## WRITTEN INSTRUCTION
Search the listing below for the word "peak" and copy each line that holds it.

★ ★ ★ ★ ★ ★ ★

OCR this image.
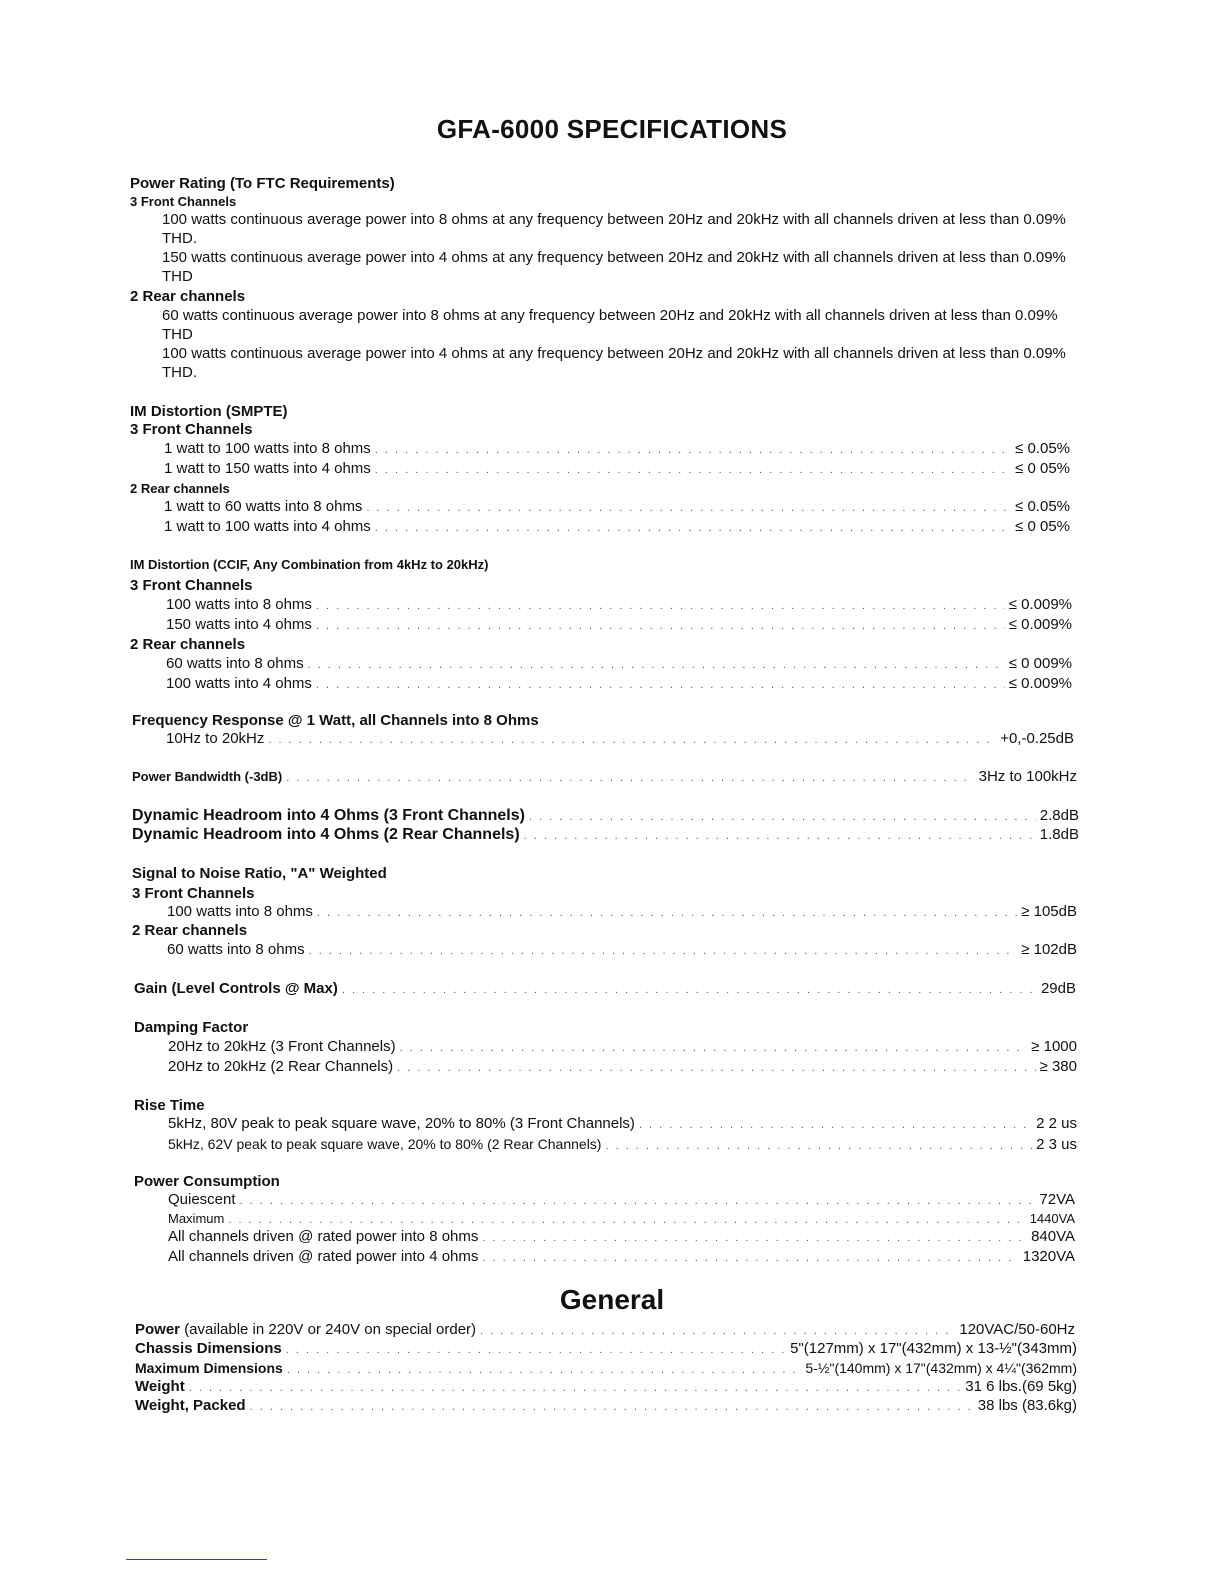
GFA-6000 SPECIFICATIONS
Power Rating (To FTC Requirements)
3 Front Channels
100 watts continuous average power into 8 ohms at any frequency between 20Hz and 20kHz with all channels driven at less than 0.09% THD.
150 watts continuous average power into 4 ohms at any frequency between 20Hz and 20kHz with all channels driven at less than 0.09% THD
2 Rear channels
60 watts continuous average power into 8 ohms at any frequency between 20Hz and 20kHz with all channels driven at less than 0.09% THD
100 watts continuous average power into 4 ohms at any frequency between 20Hz and 20kHz with all channels driven at less than 0.09% THD.
IM Distortion (SMPTE)
3 Front Channels
1 watt to 100 watts into 8 ohms . . .	≤ 0.05%
1 watt to 150 watts into 4 ohms . . .	≤ 0 05%
2 Rear channels
1 watt to 60 watts into 8 ohms . . .	≤ 0.05%
1 watt to 100 watts into 4 ohms . . .	≤ 0 05%
IM Distortion (CCIF, Any Combination from 4kHz to 20kHz)
3 Front Channels
100 watts into 8 ohms . . .	≤ 0.009%
150 watts into 4 ohms . . .	≤ 0.009%
2 Rear channels
60 watts into 8 ohms . . .	≤ 0 009%
100 watts into 4 ohms . . .	≤ 0.009%
Frequency Response @ 1 Watt, all Channels into 8 Ohms
10Hz to 20kHz . . .	+0,-0.25dB
Power Bandwidth (-3dB) . . .	3Hz to 100kHz
Dynamic Headroom into 4 Ohms (3 Front Channels) . . .	2.8dB
Dynamic Headroom into 4 Ohms (2 Rear Channels) . . .	1.8dB
Signal to Noise Ratio, "A" Weighted
3 Front Channels
100 watts into 8 ohms . . .	≥ 105dB
2 Rear channels
60 watts into 8 ohms . . .	≥ 102dB
Gain (Level Controls @ Max) . . .	29dB
Damping Factor
20Hz to 20kHz (3 Front Channels) . . .	≥ 1000
20Hz to 20kHz (2 Rear Channels) . . .	≥ 380
Rise Time
5kHz, 80V peak to peak square wave, 20% to 80% (3 Front Channels) . . .	2 2 us
5kHz, 62V peak to peak square wave, 20% to 80% (2 Rear Channels) . . .	2 3 us
Power Consumption
Quiescent . . .	72VA
Maximum . . .	1440VA
All channels driven @ rated power into 8 ohms . . .	840VA
All channels driven @ rated power into 4 ohms . . .	1320VA
General
Power (available in 220V or 240V on special order) . . .	120VAC/50-60Hz
Chassis Dimensions . . .	5"(127mm) x 17"(432mm) x 13-½"(343mm)
Maximum Dimensions . . .	5-½"(140mm) x 17"(432mm) x 4¼"(362mm)
Weight . . .	31 6 lbs.(69 5kg)
Weight, Packed . . .	38 lbs (83.6kg)
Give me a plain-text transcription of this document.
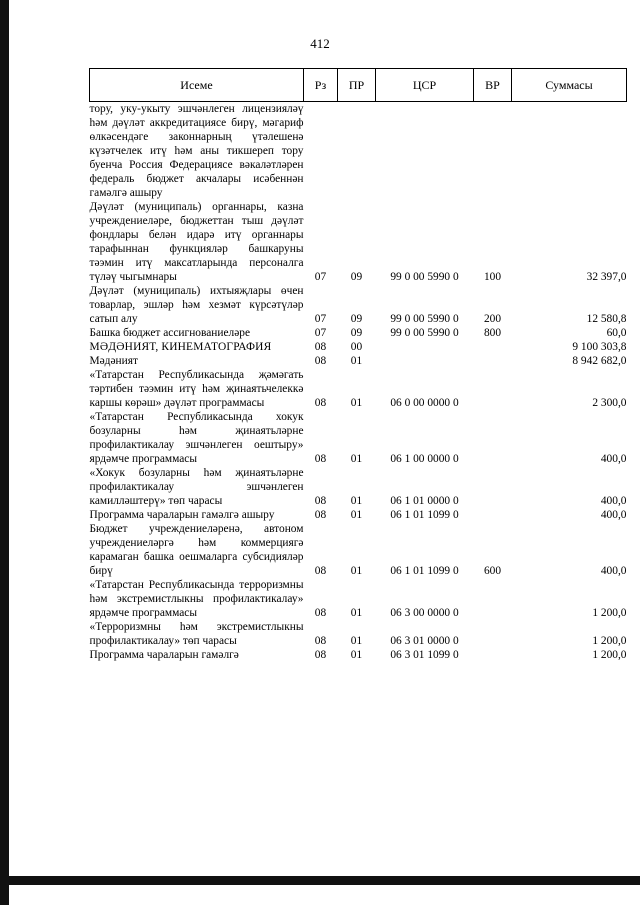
412
Исеме	Рз	ПР	ЦСР	ВР	Суммасы
тору, уку-укыту эшчәнлеген лицензияләү һәм дәүләт аккредитациясе бирү, мәгариф өлкәсендәге законнарның үтәлешенә күзәтчелек итү һәм аны тикшереп тору буенча Россия Федерациясе вәкаләтләрен федераль бюджет акчалары исәбеннән гамәлгә ашыру					
Дәүләт (муниципаль) органнары, казна учреждениеләре, бюджеттан тыш дәүләт фондлары белән идарә итү органнары тарафыннан функцияләр башкаруны тәэмин итү максатларында персоналга түләү чыгымнары	07	09	99 0 00 5990 0	100	32 397,0
Дәүләт (муниципаль) ихтыяҗлары өчен товарлар, эшләр һәм хезмәт күрсәтүләр сатып алу	07	09	99 0 00 5990 0	200	12 580,8
Башка бюджет ассигнованиеләре	07	09	99 0 00 5990 0	800	60,0
МӘДӘНИЯТ, КИНЕМАТОГРАФИЯ	08	00			9 100 303,8
Мәдәният	08	01			8 942 682,0
«Татарстан Республикасында җәмәгать тәртибен тәэмин итү һәм җинаятьчелеккә каршы көрәш» дәүләт программасы	08	01	06 0 00 0000 0		2 300,0
«Татарстан Республикасында хокук бозуларны һәм җинаятьләрне профилактикалау эшчәнлеген оештыру» ярдәмче программасы	08	01	06 1 00 0000 0		400,0
«Хокук бозуларны һәм җинаятьләрне профилактикалау эшчәнлеген камилләштерү» төп чарасы	08	01	06 1 01 0000 0		400,0
Программа чараларын гамәлгә ашыру	08	01	06 1 01 1099 0		400,0
Бюджет учреждениеләренә, автоном учреждениеләргә һәм коммерциягә карамаган башка оешмаларга субсидияләр бирү	08	01	06 1 01 1099 0	600	400,0
«Татарстан Республикасында терроризмны һәм экстремистлыкны профилактикалау» ярдәмче программасы	08	01	06 3 00 0000 0		1 200,0
«Терроризмны һәм экстремистлыкны профилактикалау» төп чарасы	08	01	06 3 01 0000 0		1 200,0
Программа чараларын гамәлгә	08	01	06 3 01 1099 0		1 200,0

★ ★ ★ ★ ★ ★ ★

## RIGHT ANSWER
5kHz, 80V peak to peak square wave, 20% to 80% (3 Front Channels) . . .	2 2 us
5kHz, 62V peak to peak square wave, 20% to 80% (2 Rear Channels) . . .	2 3 us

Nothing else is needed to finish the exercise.